### Data supplied ###

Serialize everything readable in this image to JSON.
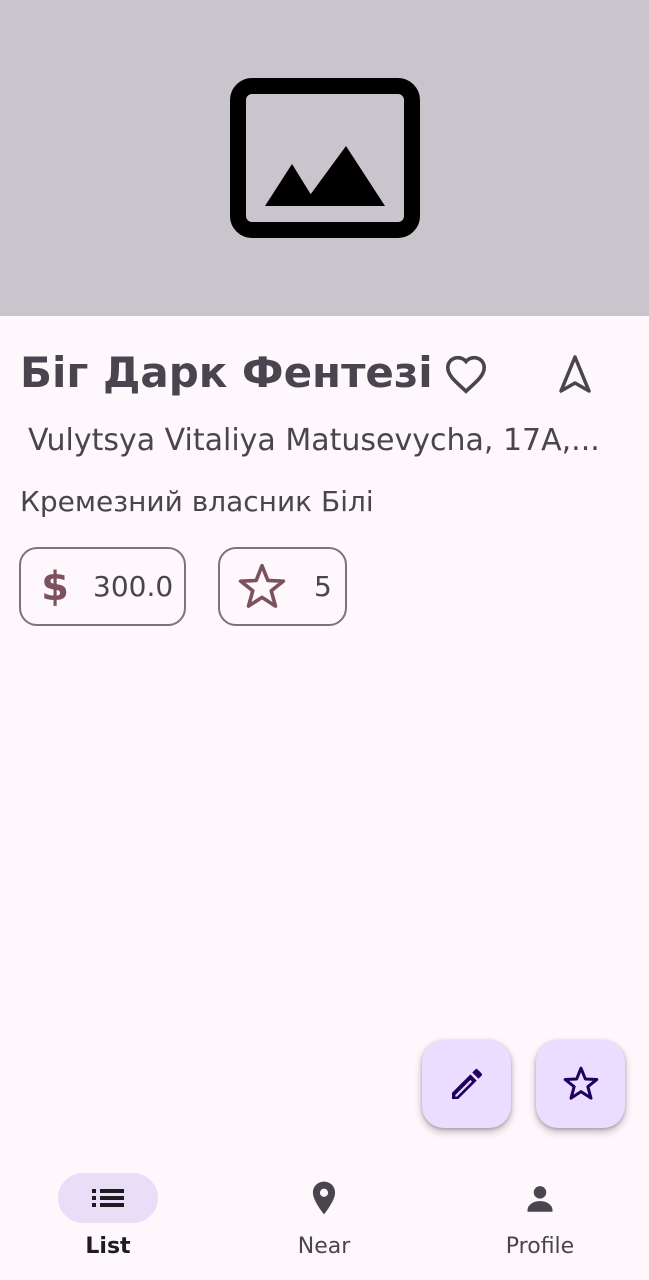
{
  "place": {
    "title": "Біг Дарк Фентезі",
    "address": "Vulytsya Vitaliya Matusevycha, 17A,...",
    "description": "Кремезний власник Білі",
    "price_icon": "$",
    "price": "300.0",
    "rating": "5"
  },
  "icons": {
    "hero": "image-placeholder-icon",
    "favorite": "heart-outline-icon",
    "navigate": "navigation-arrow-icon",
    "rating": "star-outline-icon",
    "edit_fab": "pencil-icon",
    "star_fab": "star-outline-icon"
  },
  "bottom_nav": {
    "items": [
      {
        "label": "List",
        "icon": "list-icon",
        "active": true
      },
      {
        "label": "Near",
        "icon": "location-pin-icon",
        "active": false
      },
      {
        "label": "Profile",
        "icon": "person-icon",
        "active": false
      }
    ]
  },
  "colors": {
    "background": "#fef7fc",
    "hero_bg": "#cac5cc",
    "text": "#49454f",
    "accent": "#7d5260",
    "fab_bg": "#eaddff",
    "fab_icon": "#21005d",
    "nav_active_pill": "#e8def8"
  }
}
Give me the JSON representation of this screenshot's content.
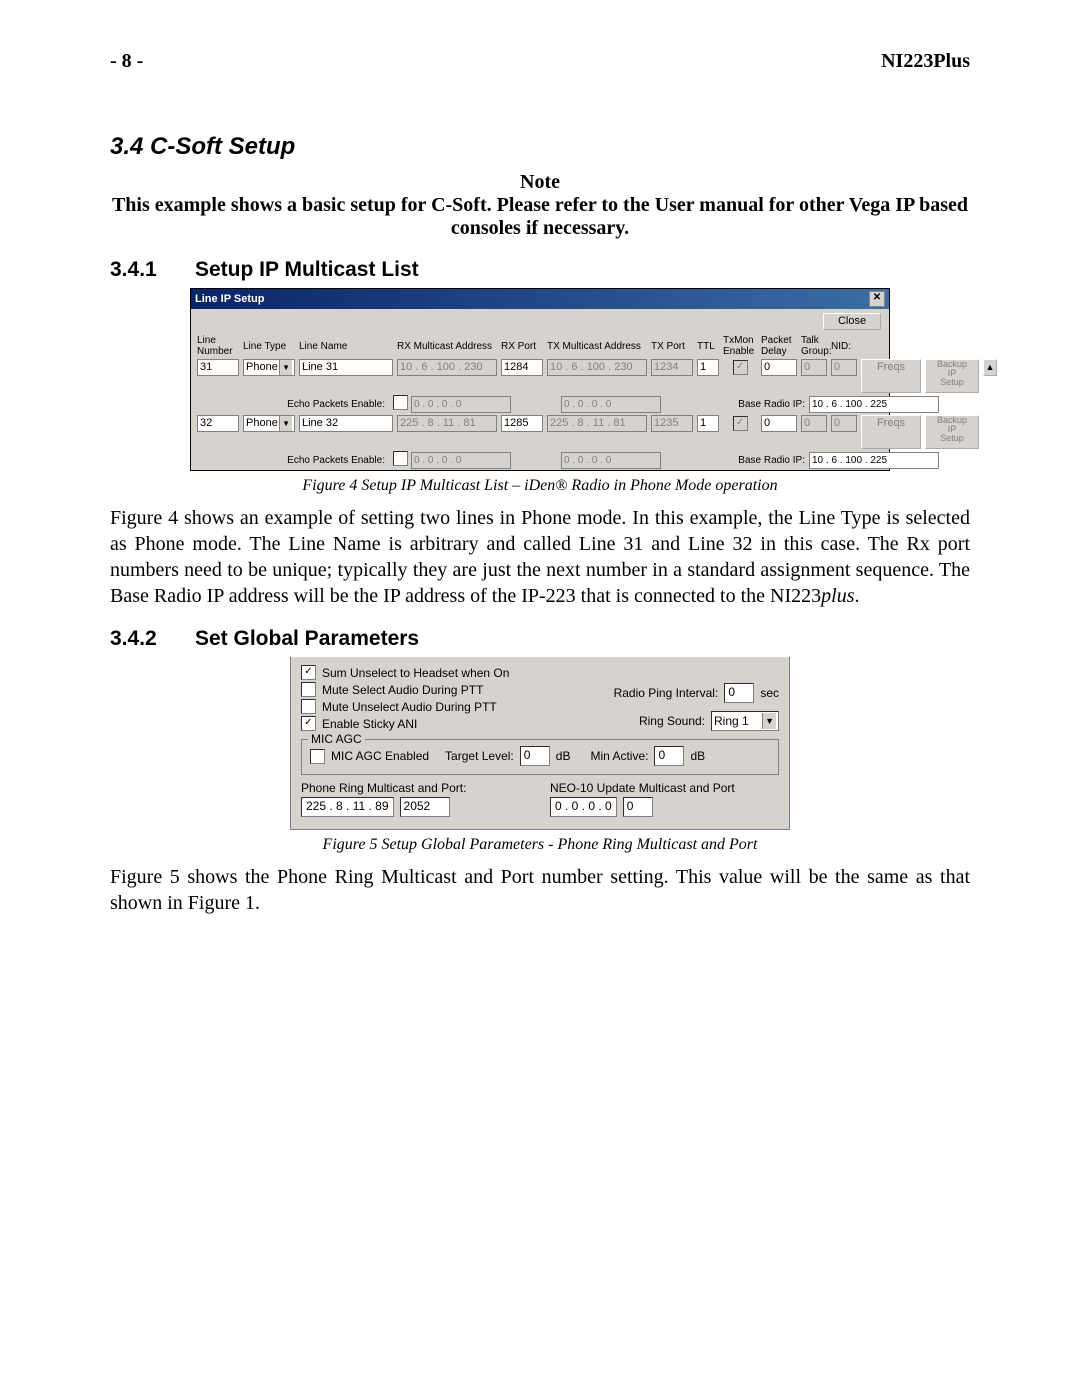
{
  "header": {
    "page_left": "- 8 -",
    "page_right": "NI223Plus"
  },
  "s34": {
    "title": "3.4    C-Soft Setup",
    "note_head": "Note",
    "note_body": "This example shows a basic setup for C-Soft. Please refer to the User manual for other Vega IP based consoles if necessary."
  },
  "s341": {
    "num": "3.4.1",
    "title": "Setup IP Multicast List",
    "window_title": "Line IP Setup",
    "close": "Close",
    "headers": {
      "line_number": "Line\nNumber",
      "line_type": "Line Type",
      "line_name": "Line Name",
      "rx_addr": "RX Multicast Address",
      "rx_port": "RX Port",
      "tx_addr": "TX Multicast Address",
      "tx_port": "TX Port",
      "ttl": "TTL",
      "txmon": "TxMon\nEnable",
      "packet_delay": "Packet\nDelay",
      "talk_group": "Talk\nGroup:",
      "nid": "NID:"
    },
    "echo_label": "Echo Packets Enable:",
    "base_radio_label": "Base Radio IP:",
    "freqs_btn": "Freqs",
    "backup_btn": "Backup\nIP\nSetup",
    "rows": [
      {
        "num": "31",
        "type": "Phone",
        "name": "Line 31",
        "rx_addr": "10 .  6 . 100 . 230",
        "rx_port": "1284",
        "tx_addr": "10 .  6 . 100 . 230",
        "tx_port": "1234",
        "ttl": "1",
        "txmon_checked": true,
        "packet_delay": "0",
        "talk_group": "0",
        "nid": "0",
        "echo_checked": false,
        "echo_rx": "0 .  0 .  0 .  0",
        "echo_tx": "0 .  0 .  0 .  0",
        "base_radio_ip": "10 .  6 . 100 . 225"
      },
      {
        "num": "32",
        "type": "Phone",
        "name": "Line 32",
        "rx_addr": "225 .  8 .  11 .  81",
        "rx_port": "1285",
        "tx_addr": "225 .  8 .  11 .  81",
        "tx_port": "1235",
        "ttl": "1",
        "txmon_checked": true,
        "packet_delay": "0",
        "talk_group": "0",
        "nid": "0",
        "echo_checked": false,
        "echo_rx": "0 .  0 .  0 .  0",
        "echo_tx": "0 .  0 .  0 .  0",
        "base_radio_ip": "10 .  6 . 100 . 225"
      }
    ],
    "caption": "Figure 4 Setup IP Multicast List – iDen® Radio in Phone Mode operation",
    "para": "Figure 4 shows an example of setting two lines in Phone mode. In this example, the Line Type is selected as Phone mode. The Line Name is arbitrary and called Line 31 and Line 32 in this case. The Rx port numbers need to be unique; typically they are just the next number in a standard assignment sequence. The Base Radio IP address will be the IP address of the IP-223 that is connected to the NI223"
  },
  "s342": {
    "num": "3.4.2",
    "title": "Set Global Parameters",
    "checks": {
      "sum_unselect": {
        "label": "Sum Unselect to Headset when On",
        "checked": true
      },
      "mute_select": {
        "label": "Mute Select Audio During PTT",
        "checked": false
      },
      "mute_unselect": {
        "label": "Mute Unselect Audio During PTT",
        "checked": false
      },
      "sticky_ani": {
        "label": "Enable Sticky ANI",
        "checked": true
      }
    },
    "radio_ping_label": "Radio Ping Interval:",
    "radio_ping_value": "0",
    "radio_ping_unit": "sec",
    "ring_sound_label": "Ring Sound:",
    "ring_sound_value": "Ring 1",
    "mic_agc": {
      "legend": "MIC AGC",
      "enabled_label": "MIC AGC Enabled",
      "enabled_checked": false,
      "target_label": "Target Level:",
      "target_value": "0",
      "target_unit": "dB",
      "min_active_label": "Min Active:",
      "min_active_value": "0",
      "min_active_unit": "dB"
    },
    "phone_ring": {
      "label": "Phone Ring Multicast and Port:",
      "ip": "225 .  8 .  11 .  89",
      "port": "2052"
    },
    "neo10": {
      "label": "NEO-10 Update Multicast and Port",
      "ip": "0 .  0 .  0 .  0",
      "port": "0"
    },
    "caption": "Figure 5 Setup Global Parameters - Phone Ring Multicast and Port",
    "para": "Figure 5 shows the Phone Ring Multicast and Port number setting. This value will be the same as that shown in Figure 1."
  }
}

###

> **What you will do**: Say how many lines of the data hold the string "JSON". Reply with the number alone.

> **The answer**: 2